Dataset records
────────

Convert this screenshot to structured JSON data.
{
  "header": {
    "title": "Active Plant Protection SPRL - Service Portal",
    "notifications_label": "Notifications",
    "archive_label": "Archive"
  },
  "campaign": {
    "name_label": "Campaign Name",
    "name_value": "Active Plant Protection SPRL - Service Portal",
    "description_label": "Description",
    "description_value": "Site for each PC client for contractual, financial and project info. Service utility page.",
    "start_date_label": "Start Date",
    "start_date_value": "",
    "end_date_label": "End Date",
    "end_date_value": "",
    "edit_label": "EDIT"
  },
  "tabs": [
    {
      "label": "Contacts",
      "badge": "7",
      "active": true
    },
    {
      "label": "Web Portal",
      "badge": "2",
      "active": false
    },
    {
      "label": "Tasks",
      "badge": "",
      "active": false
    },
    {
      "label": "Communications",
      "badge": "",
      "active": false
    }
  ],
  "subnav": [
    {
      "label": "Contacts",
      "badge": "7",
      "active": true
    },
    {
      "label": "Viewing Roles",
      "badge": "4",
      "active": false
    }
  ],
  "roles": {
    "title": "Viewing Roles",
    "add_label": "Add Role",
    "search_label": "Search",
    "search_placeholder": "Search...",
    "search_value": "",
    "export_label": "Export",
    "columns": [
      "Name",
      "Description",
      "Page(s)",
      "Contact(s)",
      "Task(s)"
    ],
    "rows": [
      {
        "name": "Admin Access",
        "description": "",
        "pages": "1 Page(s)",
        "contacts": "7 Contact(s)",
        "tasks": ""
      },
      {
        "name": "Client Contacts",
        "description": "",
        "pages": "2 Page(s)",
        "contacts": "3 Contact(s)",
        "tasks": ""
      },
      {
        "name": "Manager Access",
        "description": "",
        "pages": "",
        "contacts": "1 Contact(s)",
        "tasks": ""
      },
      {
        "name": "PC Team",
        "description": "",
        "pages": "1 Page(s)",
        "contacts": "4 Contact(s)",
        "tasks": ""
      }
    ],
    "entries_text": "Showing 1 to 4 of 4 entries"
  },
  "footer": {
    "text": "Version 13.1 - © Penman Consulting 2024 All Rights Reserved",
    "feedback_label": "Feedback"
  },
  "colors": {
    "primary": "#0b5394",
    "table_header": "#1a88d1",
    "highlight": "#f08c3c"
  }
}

────────

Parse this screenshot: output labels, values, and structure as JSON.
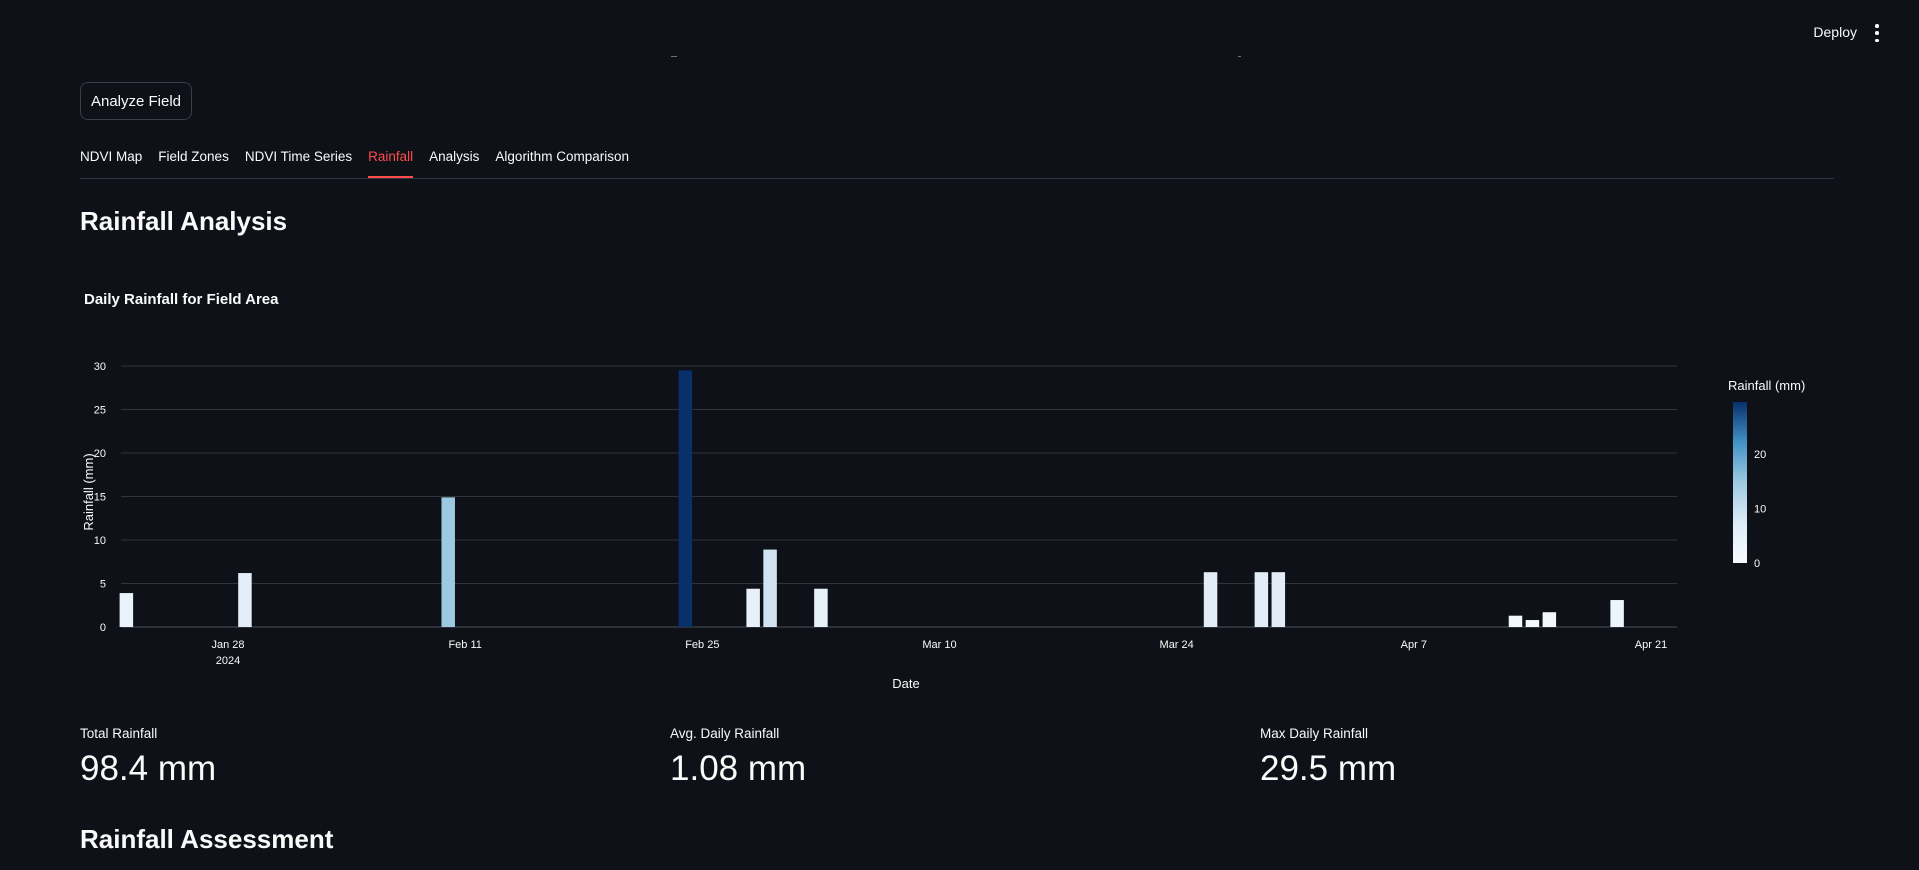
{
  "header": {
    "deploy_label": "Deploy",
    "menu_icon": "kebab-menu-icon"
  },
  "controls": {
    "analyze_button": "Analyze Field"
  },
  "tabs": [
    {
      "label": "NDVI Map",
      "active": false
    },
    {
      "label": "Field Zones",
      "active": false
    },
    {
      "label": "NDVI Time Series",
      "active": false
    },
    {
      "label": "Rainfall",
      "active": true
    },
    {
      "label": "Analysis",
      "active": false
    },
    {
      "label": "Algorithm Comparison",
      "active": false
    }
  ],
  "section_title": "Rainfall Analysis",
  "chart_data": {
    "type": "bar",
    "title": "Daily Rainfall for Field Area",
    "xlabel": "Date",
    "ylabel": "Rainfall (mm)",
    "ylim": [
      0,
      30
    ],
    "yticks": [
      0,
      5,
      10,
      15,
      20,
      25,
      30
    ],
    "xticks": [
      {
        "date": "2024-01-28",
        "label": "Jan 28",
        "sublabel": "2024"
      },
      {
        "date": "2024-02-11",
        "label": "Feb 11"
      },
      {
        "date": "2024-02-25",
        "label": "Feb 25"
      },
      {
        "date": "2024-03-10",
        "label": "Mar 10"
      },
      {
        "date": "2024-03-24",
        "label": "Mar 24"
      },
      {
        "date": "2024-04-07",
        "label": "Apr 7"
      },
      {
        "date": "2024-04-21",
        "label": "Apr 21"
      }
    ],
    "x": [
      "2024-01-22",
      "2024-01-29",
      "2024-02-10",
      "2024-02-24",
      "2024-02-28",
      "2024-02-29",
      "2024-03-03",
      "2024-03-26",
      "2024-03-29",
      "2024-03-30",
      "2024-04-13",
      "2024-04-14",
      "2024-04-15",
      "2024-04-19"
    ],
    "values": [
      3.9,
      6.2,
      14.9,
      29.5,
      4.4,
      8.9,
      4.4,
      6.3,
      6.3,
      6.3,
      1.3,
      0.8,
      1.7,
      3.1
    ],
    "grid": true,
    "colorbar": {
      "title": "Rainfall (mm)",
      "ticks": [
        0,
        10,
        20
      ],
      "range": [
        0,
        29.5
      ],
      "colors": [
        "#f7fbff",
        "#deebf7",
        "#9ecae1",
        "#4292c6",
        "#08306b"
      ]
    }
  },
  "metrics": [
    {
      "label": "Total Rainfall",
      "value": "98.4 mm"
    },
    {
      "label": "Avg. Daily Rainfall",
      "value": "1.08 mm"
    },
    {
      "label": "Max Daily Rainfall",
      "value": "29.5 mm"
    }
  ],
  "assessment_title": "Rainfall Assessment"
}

────────

Each line containing "SPRL" counts once; state the total number of such lines and nothing else.

2